§ **LISTED RECORDS**

==========

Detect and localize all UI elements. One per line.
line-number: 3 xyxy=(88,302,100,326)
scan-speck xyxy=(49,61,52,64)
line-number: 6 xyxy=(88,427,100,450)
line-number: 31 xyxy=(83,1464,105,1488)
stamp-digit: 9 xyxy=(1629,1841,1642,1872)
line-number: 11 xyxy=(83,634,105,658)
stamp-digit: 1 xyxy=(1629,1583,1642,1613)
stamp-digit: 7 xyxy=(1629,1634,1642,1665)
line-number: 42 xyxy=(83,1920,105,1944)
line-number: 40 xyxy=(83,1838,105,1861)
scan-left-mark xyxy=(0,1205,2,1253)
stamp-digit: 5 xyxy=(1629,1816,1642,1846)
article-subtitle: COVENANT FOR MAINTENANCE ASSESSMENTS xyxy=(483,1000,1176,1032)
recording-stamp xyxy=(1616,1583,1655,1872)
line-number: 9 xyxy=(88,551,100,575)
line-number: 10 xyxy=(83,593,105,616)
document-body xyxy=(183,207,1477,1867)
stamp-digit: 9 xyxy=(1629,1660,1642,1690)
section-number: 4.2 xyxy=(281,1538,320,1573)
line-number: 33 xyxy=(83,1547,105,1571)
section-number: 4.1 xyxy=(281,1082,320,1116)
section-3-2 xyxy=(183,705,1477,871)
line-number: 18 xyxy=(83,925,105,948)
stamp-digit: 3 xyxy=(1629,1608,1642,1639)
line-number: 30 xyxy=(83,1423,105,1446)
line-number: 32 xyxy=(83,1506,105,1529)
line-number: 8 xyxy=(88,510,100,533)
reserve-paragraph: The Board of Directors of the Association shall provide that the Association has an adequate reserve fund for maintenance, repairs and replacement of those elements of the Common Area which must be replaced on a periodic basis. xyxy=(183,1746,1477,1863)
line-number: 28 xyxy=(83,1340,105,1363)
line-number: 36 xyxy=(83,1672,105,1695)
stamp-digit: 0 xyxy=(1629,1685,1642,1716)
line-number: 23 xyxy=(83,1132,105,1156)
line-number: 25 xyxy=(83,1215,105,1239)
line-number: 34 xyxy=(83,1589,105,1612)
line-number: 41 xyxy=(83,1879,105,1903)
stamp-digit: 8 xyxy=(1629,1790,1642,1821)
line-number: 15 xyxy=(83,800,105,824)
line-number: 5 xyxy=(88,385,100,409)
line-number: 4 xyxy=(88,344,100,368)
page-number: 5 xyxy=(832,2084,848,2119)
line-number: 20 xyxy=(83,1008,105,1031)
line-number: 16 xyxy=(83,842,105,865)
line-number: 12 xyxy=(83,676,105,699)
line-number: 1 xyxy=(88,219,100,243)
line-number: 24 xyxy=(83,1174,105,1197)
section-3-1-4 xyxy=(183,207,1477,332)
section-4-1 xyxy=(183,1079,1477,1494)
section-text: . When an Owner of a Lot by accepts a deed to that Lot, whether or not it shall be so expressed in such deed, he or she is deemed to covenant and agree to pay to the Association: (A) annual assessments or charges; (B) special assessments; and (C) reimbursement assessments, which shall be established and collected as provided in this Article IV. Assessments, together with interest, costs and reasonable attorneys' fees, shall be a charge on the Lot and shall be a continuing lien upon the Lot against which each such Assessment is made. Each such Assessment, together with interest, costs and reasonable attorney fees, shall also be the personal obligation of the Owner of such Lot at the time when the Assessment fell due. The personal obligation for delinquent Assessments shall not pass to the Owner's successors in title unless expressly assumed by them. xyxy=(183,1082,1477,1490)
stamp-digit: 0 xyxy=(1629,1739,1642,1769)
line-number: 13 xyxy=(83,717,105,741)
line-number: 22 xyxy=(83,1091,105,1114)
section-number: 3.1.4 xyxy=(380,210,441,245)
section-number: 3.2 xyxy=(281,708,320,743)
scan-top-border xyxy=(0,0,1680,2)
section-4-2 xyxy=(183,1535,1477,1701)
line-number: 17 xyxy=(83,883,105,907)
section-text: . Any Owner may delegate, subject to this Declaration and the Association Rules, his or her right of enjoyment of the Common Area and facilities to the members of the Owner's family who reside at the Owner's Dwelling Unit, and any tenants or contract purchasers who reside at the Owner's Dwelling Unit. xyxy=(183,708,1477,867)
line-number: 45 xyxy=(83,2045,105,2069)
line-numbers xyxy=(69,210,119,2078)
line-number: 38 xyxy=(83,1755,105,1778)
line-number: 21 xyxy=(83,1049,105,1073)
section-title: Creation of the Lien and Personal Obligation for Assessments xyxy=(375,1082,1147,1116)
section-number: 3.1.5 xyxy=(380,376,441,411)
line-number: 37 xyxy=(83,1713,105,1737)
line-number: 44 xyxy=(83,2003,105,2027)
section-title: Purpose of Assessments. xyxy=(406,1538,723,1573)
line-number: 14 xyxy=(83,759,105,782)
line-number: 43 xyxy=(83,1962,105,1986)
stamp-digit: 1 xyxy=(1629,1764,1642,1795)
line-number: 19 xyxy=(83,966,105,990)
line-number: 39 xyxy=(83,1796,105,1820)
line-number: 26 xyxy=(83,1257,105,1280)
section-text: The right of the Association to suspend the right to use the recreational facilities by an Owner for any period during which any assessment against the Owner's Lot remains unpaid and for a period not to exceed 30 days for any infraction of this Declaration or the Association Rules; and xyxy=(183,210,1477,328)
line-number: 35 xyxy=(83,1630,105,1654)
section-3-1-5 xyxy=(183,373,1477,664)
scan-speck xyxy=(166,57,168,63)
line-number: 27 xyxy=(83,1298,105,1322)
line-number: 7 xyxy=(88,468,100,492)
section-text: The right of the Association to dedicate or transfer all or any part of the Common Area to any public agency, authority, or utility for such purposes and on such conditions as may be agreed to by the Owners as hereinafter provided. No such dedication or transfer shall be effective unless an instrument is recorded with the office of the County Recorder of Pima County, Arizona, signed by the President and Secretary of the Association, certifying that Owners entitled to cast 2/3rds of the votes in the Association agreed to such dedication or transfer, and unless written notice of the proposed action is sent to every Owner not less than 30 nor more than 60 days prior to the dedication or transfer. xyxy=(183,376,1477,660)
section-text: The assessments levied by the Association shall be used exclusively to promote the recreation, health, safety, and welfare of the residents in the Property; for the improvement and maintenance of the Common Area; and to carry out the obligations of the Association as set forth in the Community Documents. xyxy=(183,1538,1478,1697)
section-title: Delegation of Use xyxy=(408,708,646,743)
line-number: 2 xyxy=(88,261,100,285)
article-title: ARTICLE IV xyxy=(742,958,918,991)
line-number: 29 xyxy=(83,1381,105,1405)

==========

§ **SHORT PROBLEM**
Switch "stamp-digit" to "seal-digit" in the material from its first line up to and including the line with "line-number: 40 xyxy=(83,1838,105,1861)", leaving everything else unchanged. Give only those lines.

§ **WRITTEN REPLY**
Detect and localize all UI elements. One per line.
line-number: 3 xyxy=(88,302,100,326)
scan-speck xyxy=(49,61,52,64)
line-number: 6 xyxy=(88,427,100,450)
line-number: 31 xyxy=(83,1464,105,1488)
seal-digit: 9 xyxy=(1629,1841,1642,1872)
line-number: 11 xyxy=(83,634,105,658)
seal-digit: 1 xyxy=(1629,1583,1642,1613)
seal-digit: 7 xyxy=(1629,1634,1642,1665)
line-number: 42 xyxy=(83,1920,105,1944)
line-number: 40 xyxy=(83,1838,105,1861)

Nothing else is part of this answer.